INSTRUCTIONS FOR THE TASK → Your task is to output the data exactly as it stands.

MATERIALS PROVIDED →
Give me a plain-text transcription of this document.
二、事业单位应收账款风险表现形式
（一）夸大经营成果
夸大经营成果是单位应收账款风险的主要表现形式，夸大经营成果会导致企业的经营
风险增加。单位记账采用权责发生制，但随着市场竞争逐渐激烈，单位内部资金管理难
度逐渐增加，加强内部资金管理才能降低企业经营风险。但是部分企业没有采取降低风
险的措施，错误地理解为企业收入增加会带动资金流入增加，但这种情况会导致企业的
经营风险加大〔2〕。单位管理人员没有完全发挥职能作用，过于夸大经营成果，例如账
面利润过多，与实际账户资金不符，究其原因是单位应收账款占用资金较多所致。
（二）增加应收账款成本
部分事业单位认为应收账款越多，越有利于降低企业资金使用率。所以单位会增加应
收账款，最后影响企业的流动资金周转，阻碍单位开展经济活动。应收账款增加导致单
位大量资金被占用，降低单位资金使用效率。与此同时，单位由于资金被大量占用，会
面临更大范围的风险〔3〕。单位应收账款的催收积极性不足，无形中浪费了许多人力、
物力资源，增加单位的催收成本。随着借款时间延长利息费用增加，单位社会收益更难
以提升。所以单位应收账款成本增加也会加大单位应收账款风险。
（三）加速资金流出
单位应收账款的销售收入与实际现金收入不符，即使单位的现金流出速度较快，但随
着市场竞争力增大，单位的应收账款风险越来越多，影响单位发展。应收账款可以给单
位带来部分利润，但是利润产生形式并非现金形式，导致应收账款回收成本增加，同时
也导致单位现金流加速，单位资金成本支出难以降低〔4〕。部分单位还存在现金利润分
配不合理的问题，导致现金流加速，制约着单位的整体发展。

RESULT FOR THIS EXERCISE →
Give me a plain-text transcription of this document.
二、事业单位应收账款风险表现形式
（一）夸大经营成果
夸大经营成果是单位应收账款风险的主要表现形式，夸大经营成果会导致企业的经营
风险增加。单位记账采用权责发生制，但随着市场竞争逐渐激烈，单位内部资金管理难
度逐渐增加，加强内部资金管理才能降低企业经营风险。但是部分企业没有采取降低风
险的措施，错误地理解为企业收入增加会带动资金流入增加，但这种情况会导致企业的
经营风险加大〔2〕。单位管理人员没有完全发挥职能作用，过于夸大经营成果，例如账
面利润过多，与实际账户资金不符，究其原因是单位应收账款占用资金较多所致。
（二）增加应收账款成本
部分事业单位认为应收账款越多，越有利于降低企业资金使用率。所以单位会增加应
收账款，最后影响企业的流动资金周转，阻碍单位开展经济活动。应收账款增加导致单
位大量资金被占用，降低单位资金使用效率。与此同时，单位由于资金被大量占用，会
面临更大范围的风险〔3〕。单位应收账款的催收积极性不足，无形中浪费了许多人力、
物力资源，增加单位的催收成本。随着借款时间延长利息费用增加，单位社会收益更难
以提升。所以单位应收账款成本增加也会加大单位应收账款风险。
（三）加速资金流出
单位应收账款的销售收入与实际现金收入不符，即使单位的现金流出速度较快，但随
着市场竞争力增大，单位的应收账款风险越来越多，影响单位发展。应收账款可以给单
位带来部分利润，但是利润产生形式并非现金形式，导致应收账款回收成本增加，同时
也导致单位现金流加速，单位资金成本支出难以降低〔4〕。部分单位还存在现金利润分
配不合理的问题，导致现金流加速，制约着单位的整体发展。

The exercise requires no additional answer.